PROMPT: Repeat the records below exactly as they appear.

Stored dataset items:
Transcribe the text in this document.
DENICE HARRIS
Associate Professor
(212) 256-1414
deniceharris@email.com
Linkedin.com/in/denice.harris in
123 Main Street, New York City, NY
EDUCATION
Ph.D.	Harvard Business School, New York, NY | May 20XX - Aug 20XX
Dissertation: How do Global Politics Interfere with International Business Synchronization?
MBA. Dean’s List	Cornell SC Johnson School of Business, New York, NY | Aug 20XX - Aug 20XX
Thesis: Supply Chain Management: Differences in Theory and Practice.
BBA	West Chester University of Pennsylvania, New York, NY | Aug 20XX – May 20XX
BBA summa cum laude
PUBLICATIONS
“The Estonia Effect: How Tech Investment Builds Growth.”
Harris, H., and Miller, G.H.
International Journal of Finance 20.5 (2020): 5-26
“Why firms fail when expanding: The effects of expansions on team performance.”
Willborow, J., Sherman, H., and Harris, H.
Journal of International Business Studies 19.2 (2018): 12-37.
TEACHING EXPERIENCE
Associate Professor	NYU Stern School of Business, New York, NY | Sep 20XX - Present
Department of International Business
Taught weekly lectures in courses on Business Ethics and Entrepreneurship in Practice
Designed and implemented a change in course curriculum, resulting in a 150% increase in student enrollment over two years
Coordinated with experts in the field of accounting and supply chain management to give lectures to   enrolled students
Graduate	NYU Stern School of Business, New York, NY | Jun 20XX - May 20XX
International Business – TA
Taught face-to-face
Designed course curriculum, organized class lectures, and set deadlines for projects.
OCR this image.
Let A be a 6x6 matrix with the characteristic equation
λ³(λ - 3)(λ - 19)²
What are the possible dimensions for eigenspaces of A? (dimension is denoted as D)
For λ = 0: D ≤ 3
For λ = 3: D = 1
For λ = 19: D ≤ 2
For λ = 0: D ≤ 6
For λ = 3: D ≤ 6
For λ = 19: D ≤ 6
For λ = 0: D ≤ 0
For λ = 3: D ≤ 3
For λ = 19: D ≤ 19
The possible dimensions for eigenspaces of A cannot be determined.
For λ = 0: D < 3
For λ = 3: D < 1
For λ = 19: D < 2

FINAL RESULT:
Transcribe the text in this document.
DENICE HARRIS
Associate Professor
(212) 256-1414
deniceharris@email.com
Linkedin.com/in/denice.harris in
123 Main Street, New York City, NY
EDUCATION
Ph.D.	Harvard Business School, New York, NY | May 20XX - Aug 20XX
Dissertation: How do Global Politics Interfere with International Business Synchronization?
MBA. Dean’s List	Cornell SC Johnson School of Business, New York, NY | Aug 20XX - Aug 20XX
Thesis: Supply Chain Management: Differences in Theory and Practice.
BBA	West Chester University of Pennsylvania, New York, NY | Aug 20XX – May 20XX
BBA summa cum laude
PUBLICATIONS
“The Estonia Effect: How Tech Investment Builds Growth.”
Harris, H., and Miller, G.H.
International Journal of Finance 20.5 (2020): 5-26
“Why firms fail when expanding: The effects of expansions on team performance.”
Willborow, J., Sherman, H., and Harris, H.
Journal of International Business Studies 19.2 (2018): 12-37.
TEACHING EXPERIENCE
Associate Professor	NYU Stern School of Business, New York, NY | Sep 20XX - Present
Department of International Business
Taught weekly lectures in courses on Business Ethics and Entrepreneurship in Practice
Designed and implemented a change in course curriculum, resulting in a 150% increase in student enrollment over two years
Coordinated with experts in the field of accounting and supply chain management to give lectures to   enrolled students
Graduate	NYU Stern School of Business, New York, NY | Jun 20XX - May 20XX
International Business – TA
Taught face-to-face
Designed course curriculum, organized class lectures, and set deadlines for projects.
OCR this image.
Let A be a 6x6 matrix with the characteristic equation
λ³(λ - 3)(λ - 19)²
What are the possible dimensions for eigenspaces of A? (dimension is denoted as D)
For λ = 0: D ≤ 3
For λ = 3: D = 1
For λ = 19: D ≤ 2
For λ = 0: D ≤ 6
For λ = 3: D ≤ 6
For λ = 19: D ≤ 6
For λ = 0: D ≤ 0
For λ = 3: D ≤ 3
For λ = 19: D ≤ 19
The possible dimensions for eigenspaces of A cannot be determined.
For λ = 0: D < 3
For λ = 3: D < 1
For λ = 19: D < 2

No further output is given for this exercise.